++++ Stored records ++++
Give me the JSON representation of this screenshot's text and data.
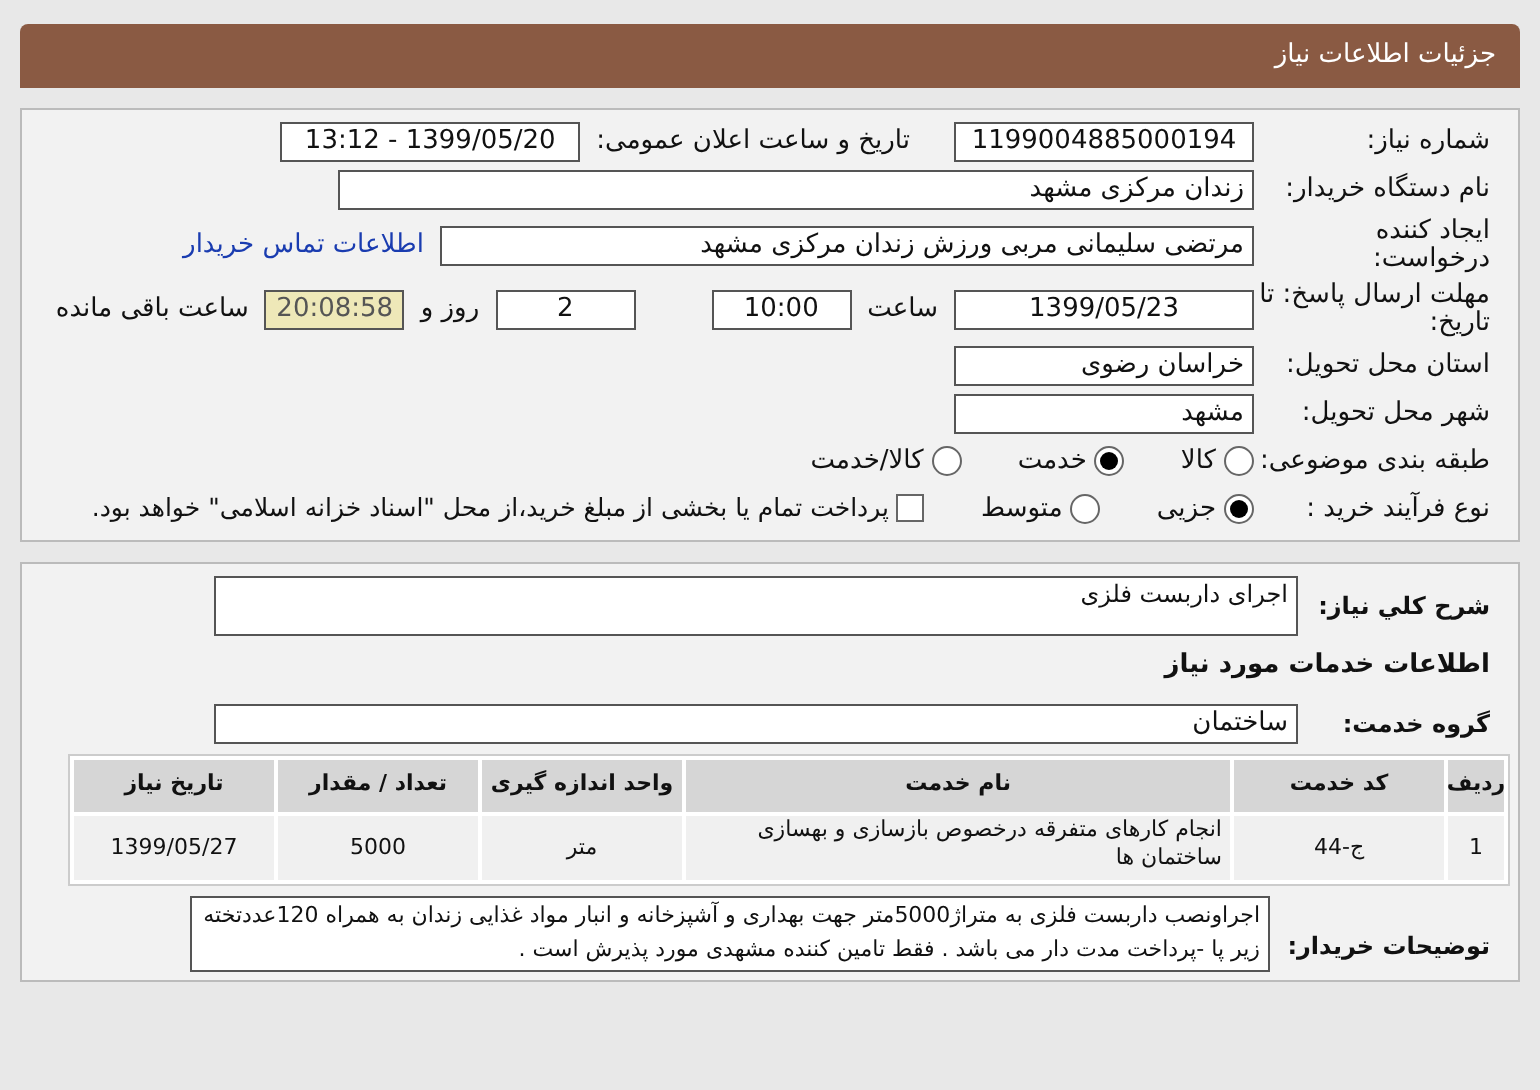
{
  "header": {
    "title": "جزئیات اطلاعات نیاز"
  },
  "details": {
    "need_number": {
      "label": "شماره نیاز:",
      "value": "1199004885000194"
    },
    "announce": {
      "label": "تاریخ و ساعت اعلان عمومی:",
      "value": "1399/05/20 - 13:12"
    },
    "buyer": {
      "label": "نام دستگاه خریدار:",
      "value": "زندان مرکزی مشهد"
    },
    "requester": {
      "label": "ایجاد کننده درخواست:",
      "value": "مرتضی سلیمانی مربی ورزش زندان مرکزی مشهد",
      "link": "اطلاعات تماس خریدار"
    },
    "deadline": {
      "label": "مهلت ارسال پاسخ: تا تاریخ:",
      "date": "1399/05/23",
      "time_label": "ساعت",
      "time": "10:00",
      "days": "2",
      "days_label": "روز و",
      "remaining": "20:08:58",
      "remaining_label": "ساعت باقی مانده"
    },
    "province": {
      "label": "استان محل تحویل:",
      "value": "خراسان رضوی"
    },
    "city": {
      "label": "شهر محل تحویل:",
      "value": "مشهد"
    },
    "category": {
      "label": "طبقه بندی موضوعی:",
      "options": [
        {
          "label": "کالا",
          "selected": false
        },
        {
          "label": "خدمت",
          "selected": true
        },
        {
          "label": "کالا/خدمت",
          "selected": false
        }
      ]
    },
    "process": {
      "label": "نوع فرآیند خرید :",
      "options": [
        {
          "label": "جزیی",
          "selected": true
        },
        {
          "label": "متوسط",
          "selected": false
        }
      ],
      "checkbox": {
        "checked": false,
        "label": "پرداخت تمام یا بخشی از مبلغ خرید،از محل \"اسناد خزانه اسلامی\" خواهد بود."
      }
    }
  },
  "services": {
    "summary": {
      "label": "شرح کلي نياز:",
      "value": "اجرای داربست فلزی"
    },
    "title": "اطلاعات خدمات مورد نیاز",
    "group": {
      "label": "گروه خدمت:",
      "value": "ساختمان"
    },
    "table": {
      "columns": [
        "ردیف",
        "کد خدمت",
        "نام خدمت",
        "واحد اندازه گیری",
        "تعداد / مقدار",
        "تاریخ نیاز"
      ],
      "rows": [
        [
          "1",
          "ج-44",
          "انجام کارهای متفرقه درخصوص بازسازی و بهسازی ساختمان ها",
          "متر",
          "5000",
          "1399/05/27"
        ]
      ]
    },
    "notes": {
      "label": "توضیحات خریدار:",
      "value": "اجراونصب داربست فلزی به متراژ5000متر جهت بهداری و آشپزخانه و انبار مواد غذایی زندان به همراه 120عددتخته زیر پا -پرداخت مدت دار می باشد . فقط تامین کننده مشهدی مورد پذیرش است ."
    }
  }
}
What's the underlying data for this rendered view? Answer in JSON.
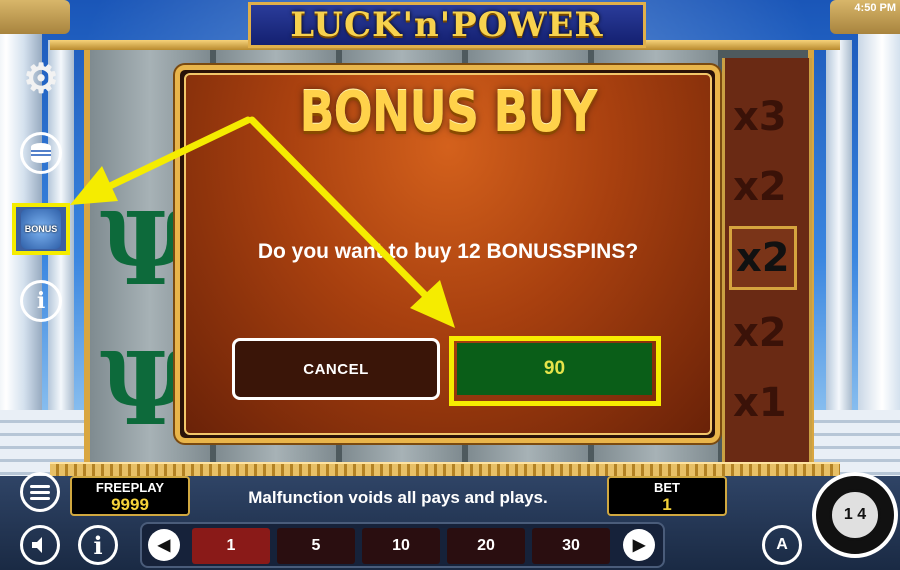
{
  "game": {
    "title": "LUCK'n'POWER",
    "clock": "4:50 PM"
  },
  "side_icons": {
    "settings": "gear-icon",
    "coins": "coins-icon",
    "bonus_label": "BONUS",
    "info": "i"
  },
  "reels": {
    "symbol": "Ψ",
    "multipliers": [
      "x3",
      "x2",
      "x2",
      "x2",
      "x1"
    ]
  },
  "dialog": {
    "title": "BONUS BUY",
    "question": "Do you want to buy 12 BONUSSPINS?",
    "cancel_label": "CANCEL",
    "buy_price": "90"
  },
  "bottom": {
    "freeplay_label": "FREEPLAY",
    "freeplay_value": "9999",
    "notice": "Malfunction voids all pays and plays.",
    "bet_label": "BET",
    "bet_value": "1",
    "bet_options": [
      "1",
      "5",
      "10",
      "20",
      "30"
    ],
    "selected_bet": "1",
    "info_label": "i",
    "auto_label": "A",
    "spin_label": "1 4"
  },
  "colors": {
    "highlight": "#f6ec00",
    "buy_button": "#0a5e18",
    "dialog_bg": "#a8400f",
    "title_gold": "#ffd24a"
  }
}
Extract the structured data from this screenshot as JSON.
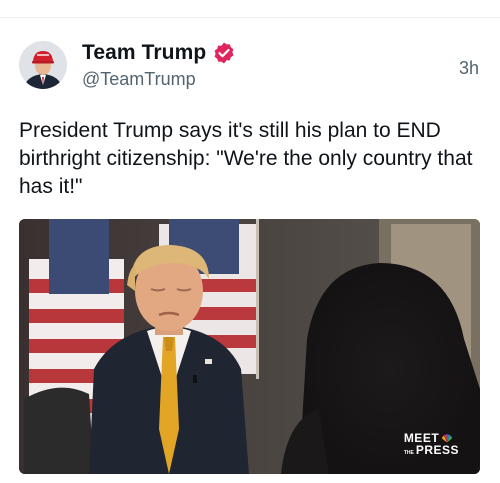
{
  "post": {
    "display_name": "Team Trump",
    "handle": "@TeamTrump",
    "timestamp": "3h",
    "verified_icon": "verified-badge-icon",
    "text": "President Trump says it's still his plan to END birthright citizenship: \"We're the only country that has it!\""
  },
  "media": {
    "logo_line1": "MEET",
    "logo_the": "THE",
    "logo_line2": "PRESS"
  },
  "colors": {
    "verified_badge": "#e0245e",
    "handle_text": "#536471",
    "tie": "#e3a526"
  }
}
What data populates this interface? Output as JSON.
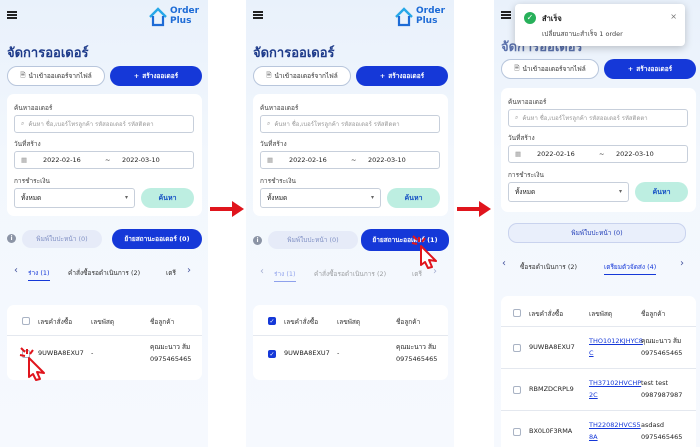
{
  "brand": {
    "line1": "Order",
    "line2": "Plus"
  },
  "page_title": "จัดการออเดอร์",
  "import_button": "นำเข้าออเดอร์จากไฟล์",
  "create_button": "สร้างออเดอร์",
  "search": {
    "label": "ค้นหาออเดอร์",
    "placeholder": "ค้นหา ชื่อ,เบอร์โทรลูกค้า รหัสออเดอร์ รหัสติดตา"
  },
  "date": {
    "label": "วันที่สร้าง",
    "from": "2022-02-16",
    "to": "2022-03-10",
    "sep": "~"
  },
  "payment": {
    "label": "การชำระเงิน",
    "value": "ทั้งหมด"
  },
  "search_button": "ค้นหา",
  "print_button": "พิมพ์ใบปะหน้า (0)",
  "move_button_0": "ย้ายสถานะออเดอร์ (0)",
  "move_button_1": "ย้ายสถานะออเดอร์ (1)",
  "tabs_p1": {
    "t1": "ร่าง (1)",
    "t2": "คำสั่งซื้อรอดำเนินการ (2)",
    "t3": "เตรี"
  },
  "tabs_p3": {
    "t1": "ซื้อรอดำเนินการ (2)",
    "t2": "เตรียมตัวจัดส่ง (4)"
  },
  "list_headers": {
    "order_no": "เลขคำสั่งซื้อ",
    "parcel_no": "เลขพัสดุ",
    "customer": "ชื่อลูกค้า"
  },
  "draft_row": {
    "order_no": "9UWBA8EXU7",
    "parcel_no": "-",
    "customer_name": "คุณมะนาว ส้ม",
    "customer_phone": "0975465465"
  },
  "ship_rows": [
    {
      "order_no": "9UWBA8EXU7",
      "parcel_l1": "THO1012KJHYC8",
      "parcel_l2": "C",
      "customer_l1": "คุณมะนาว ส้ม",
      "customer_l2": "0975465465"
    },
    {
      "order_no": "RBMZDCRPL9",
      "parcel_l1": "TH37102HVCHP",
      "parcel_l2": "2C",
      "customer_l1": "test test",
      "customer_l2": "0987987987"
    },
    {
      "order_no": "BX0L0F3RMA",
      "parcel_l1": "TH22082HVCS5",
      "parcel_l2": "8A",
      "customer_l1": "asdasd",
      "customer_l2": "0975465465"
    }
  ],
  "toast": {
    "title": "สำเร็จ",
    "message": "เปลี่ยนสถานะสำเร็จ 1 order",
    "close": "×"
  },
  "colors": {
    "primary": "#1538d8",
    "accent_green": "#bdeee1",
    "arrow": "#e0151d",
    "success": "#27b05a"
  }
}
++++
Scan the material above for the string "ساختمان" and return the lines that hold it.

      "value": "ساختمان"
          "انجام کارهای متفرقه درخصوص بازسازی و بهسازی ساختمان ها",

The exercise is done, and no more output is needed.